- [Given exercise]
Check every line below for the string "Административный", and copy the lines that contain it.

- [Input data]
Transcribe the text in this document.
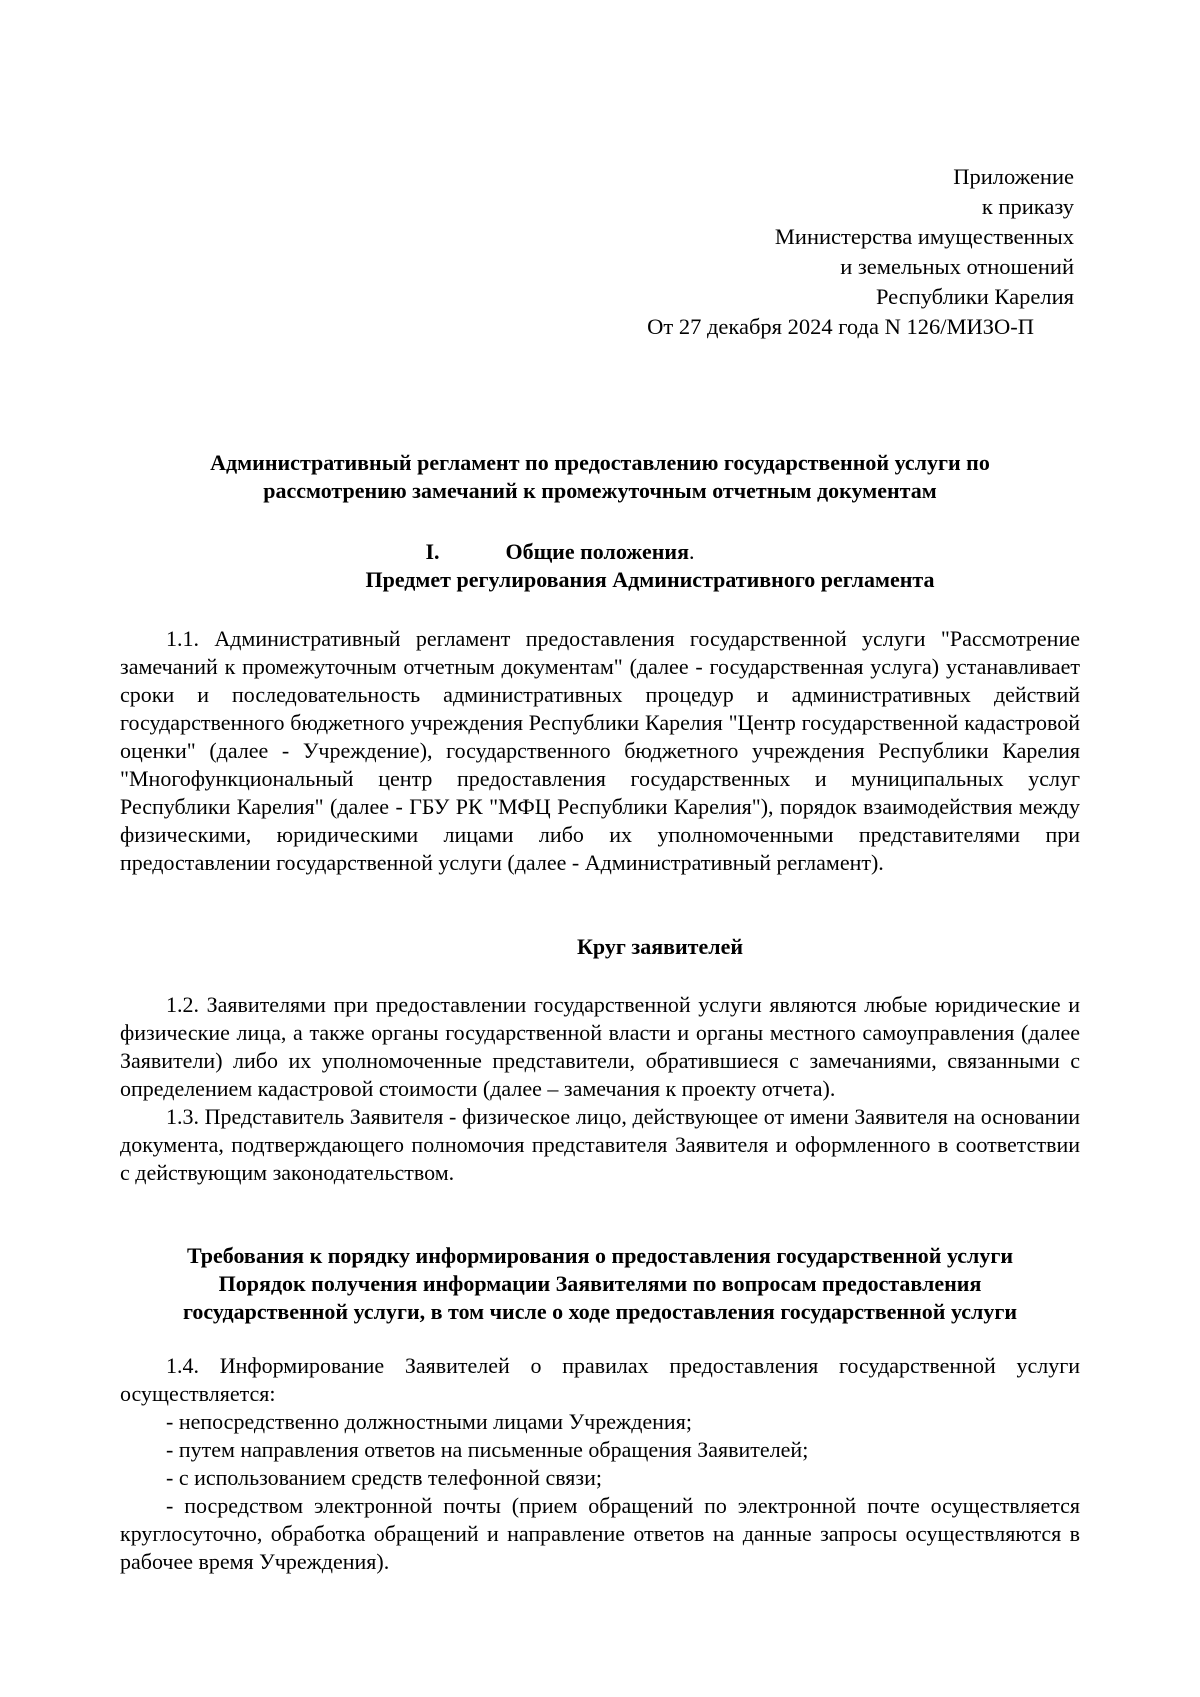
Приложение
к приказу
Министерства имущественных
и земельных отношений
Республики Карелия
От 27 декабря 2024 года N 126/МИЗО-П
Административный регламент по предоставлению государственной услуги по
рассмотрению замечаний к промежуточным отчетным документам
I.	Общие положения.
Предмет регулирования Административного регламента

1.1. Административный регламент предоставления государственной услуги "Рассмотрение замечаний к промежуточным отчетным документам" (далее - государственная услуга) устанавливает сроки и последовательность административных процедур и административных действий государственного бюджетного учреждения Республики Карелия "Центр государственной кадастровой оценки" (далее - Учреждение), государственного бюджетного учреждения Республики Карелия "Многофункциональный центр предоставления государственных и муниципальных услуг Республики Карелия" (далее - ГБУ РК "МФЦ Республики Карелия"), порядок взаимодействия между физическими, юридическими лицами либо их уполномоченными представителями при предоставлении государственной услуги (далее - Административный регламент).

Круг заявителей

1.2. Заявителями при предоставлении государственной услуги являются любые юридические и физические лица, а также органы государственной власти и органы местного самоуправления (далее Заявители) либо их уполномоченные представители, обратившиеся с замечаниями, связанными с определением кадастровой стоимости (далее – замечания к проекту отчета).

1.3. Представитель Заявителя - физическое лицо, действующее от имени Заявителя на основании документа, подтверждающего полномочия представителя Заявителя и оформленного в соответствии с действующим законодательством.

Требования к порядку информирования о предоставления государственной услуги
Порядок получения информации Заявителями по вопросам предоставления
государственной услуги, в том числе о ходе предоставления государственной услуги

1.4. Информирование Заявителей о правилах предоставления государственной услуги осуществляется:

- непосредственно должностными лицами Учреждения;

- путем направления ответов на письменные обращения Заявителей;

- с использованием средств телефонной связи;

- посредством электронной почты (прием обращений по электронной почте осуществляется круглосуточно, обработка обращений и направление ответов на данные запросы осуществляются в рабочее время Учреждения).
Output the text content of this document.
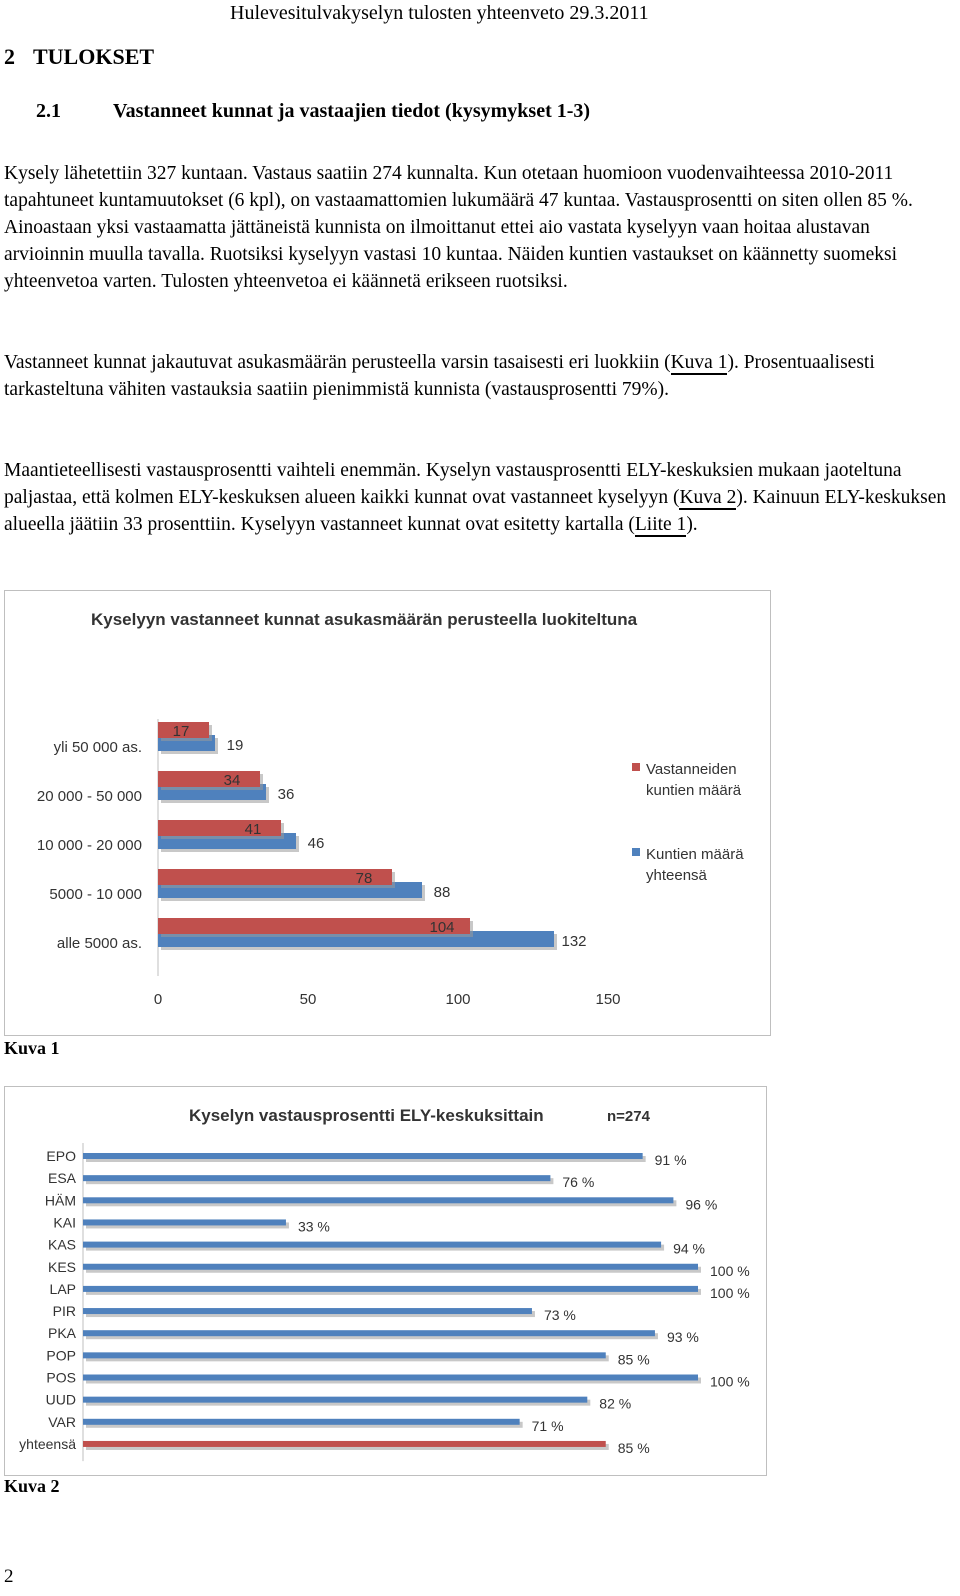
Hulevesitulvakyselyn tulosten yhteenveto 29.3.2011
2 TULOKSET
2.1	Vastanneet kunnat ja vastaajien tiedot (kysymykset 1-3)
Kysely lähetettiin 327 kuntaan. Vastaus saatiin 274 kunnalta. Kun otetaan huomioon vuodenvaihteessa 2010-2011 tapahtuneet kuntamuutokset (6 kpl), on vastaamattomien lukumäärä 47 kuntaa. Vastausprosentti on siten ollen 85 %. Ainoastaan yksi vastaamatta jättäneistä kunnista on ilmoittanut ettei aio vastata kyselyyn vaan hoitaa alustavan arvioinnin muulla tavalla. Ruotsiksi kyselyyn vastasi 10 kuntaa. Näiden kuntien vastaukset on käännetty suomeksi yhteenvetoa varten. Tulosten yhteenvetoa ei käännetä erikseen ruotsiksi.
Vastanneet kunnat jakautuvat asukasmäärän perusteella varsin tasaisesti eri luokkiin (Kuva 1). Prosentuaalisesti tarkasteltuna vähiten vastauksia saatiin pienimmistä kunnista (vastausprosentti 79%).
Maantieteellisesti vastausprosentti vaihteli enemmän. Kyselyn vastausprosentti ELY-keskuksien mukaan jaoteltuna paljastaa, että kolmen ELY-keskuksen alueen kaikki kunnat ovat vastanneet kyselyyn (Kuva 2). Kainuun ELY-keskuksen alueella jäätiin 33 prosenttiin. Kyselyyn vastanneet kunnat ovat esitetty kartalla (Liite 1).
Kyselyyn vastanneet kunnat asukasmäärän perusteella luokiteltuna
0	50	100	150
yli 50 000 as.
17
19
20 000 - 50 000
34
36
10 000 - 20 000
41
46
5000 - 10 000
78
88
alle 5000 as.
104
132
Vastanneiden
kuntien määrä
Kuntien määrä
yhteensä
Kuva 1
Kyselyn vastausprosentti ELY-keskuksittain	n=274
EPO	91 %
ESA	76 %
HÄM	96 %
KAI	33 %
KAS	94 %
KES	100 %
LAP	100 %
PIR	73 %
PKA	93 %
POP	85 %
POS	100 %
UUD	82 %
VAR	71 %
yhteensä	85 %
Kuva 2
2
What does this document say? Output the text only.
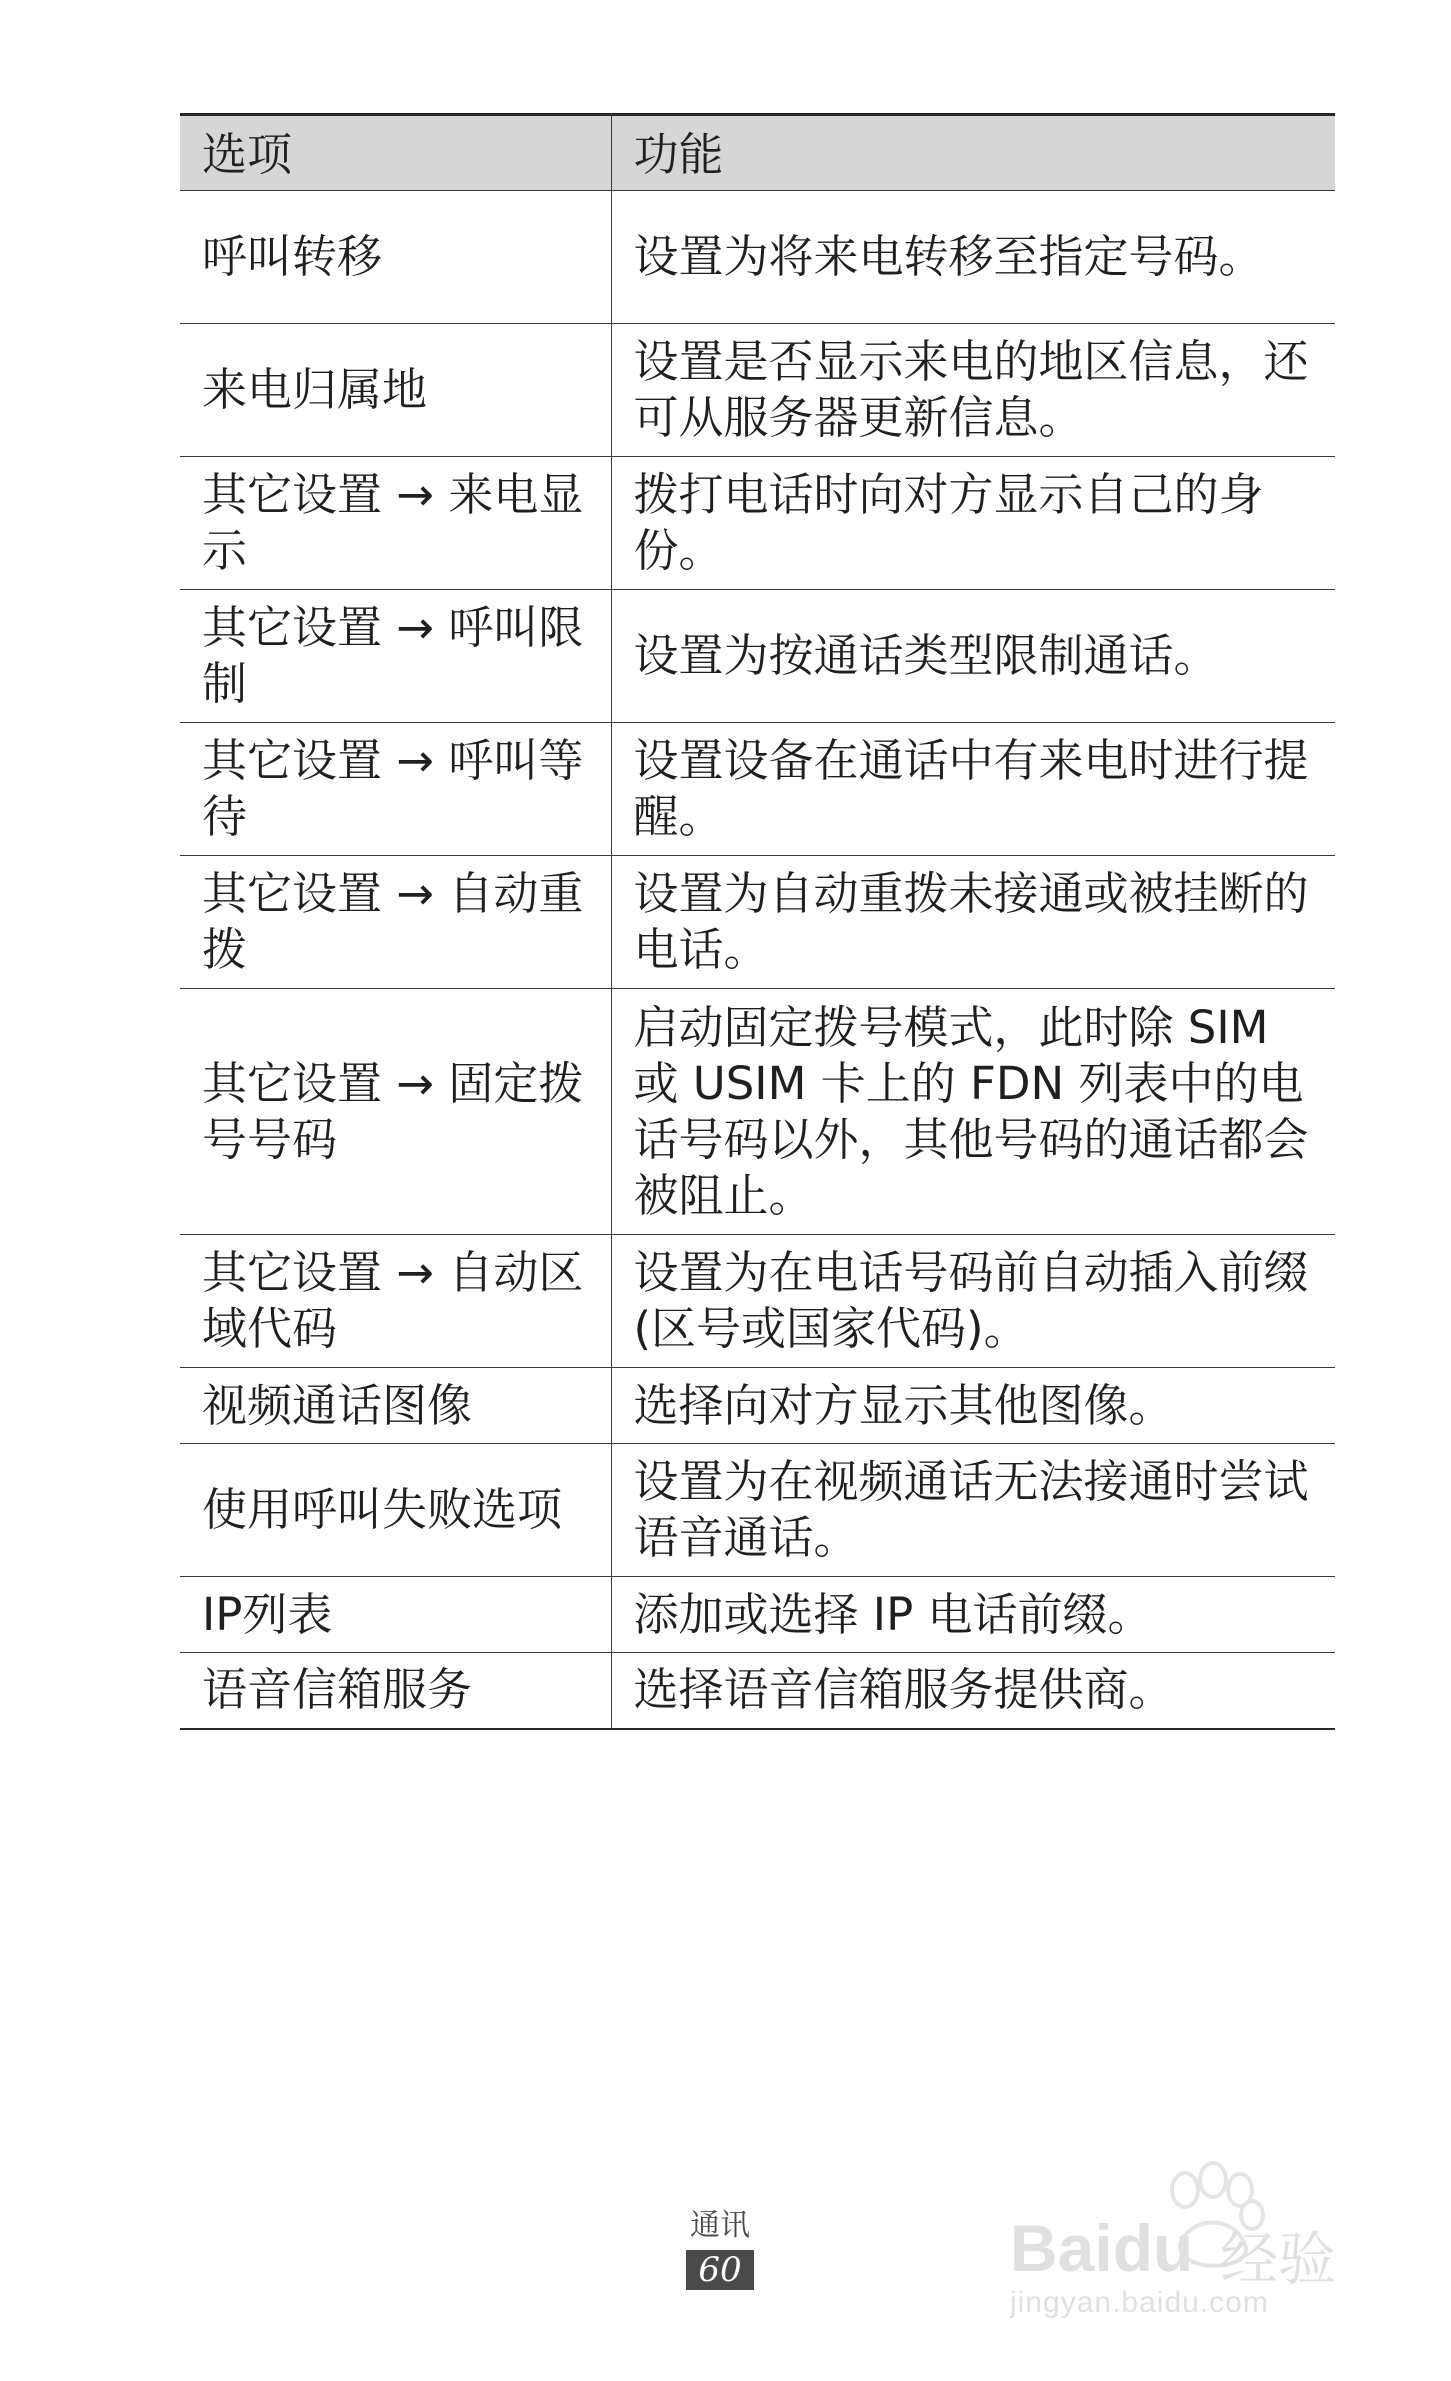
选项	功能
呼叫转移	设置为将来电转移至指定号码。
来电归属地	设置是否显示来电的地区信息，还可从服务器更新信息。
其它设置 → 来电显示	拨打电话时向对方显示自己的身份。
其它设置 → 呼叫限制	设置为按通话类型限制通话。
其它设置 → 呼叫等待	设置设备在通话中有来电时进行提醒。
其它设置 → 自动重拨	设置为自动重拨未接通或被挂断的电话。
其它设置 → 固定拨号号码	启动固定拨号模式，此时除 SIM 或 USIM 卡上的 FDN 列表中的电话号码以外，其他号码的通话都会被阻止。
其它设置 → 自动区域代码	设置为在电话号码前自动插入前缀 (区号或国家代码)。
视频通话图像	选择向对方显示其他图像。
使用呼叫失败选项	设置为在视频通话无法接通时尝试语音通话。
IP列表	添加或选择 IP 电话前缀。
语音信箱服务	选择语音信箱服务提供商。
通讯
60	Baidu 经验
jingyan.baidu.com
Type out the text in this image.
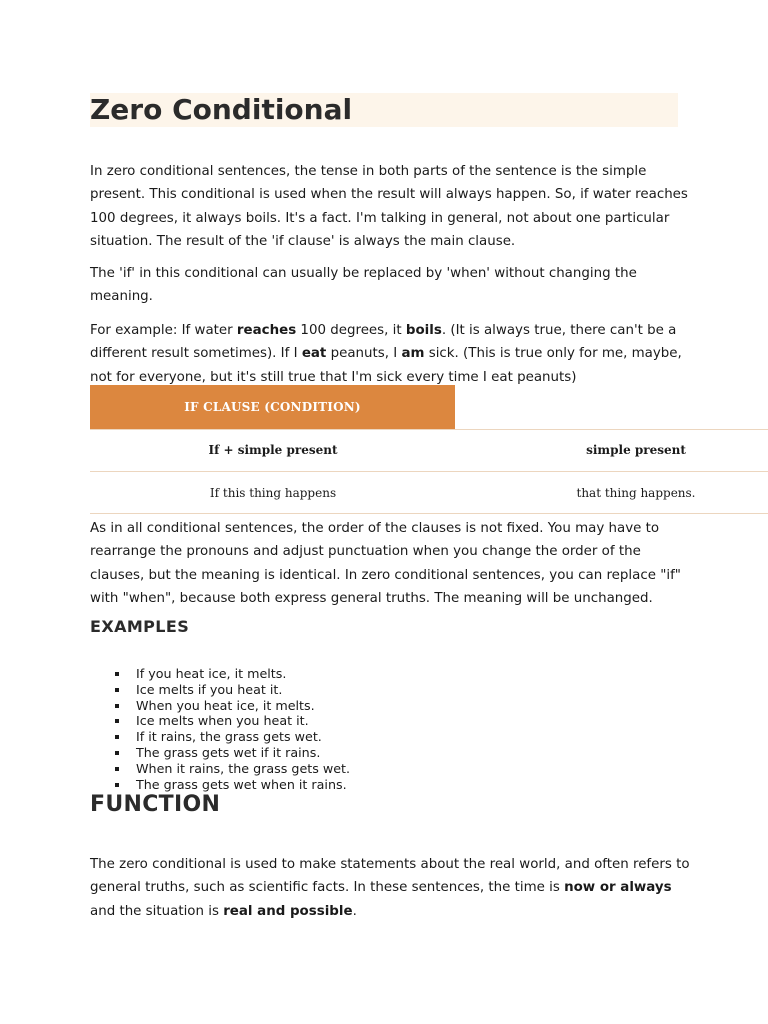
Zero Conditional

In zero conditional sentences, the tense in both parts of the sentence is the simple present. This conditional is used when the result will always happen. So, if water reaches 100 degrees, it always boils. It's a fact. I'm talking in general, not about one particular situation. The result of the 'if clause' is always the main clause.

The 'if' in this conditional can usually be replaced by 'when' without changing the meaning.

For example: If water reaches 100 degrees, it boils. (It is always true, there can't be a different result sometimes). If I eat peanuts, I am sick. (This is true only for me, maybe, not for everyone, but it's still true that I'm sick every time I eat peanuts)

IF CLAUSE (CONDITION)
If + simple present	simple present
If this thing happens	that thing happens.

As in all conditional sentences, the order of the clauses is not fixed. You may have to rearrange the pronouns and adjust punctuation when you change the order of the clauses, but the meaning is identical. In zero conditional sentences, you can replace "if" with "when", because both express general truths. The meaning will be unchanged.

EXAMPLES
If you heat ice, it melts.
Ice melts if you heat it.
When you heat ice, it melts.
Ice melts when you heat it.
If it rains, the grass gets wet.
The grass gets wet if it rains.
When it rains, the grass gets wet.
The grass gets wet when it rains.
FUNCTION

The zero conditional is used to make statements about the real world, and often refers to general truths, such as scientific facts. In these sentences, the time is now or always and the situation is real and possible.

- [The result]
Административный регламент по предоставлению государственной услуги по
1.1. Административный регламент предоставления государственной услуги "Рассмотрение замечаний к промежуточным отчетным документам" (далее - государственная услуга) устанавливает сроки и последовательность административных процедур и административных действий государственного бюджетного учреждения Республики Карелия "Центр государственной кадастровой оценки" (далее - Учреждение), государственного бюджетного учреждения Республики Карелия "Многофункциональный центр предоставления государственных и муниципальных услуг Республики Карелия" (далее - ГБУ РК "МФЦ Республики Карелия"), порядок взаимодействия между физическими, юридическими лицами либо их уполномоченными представителями при предоставлении государственной услуги (далее - Административный регламент).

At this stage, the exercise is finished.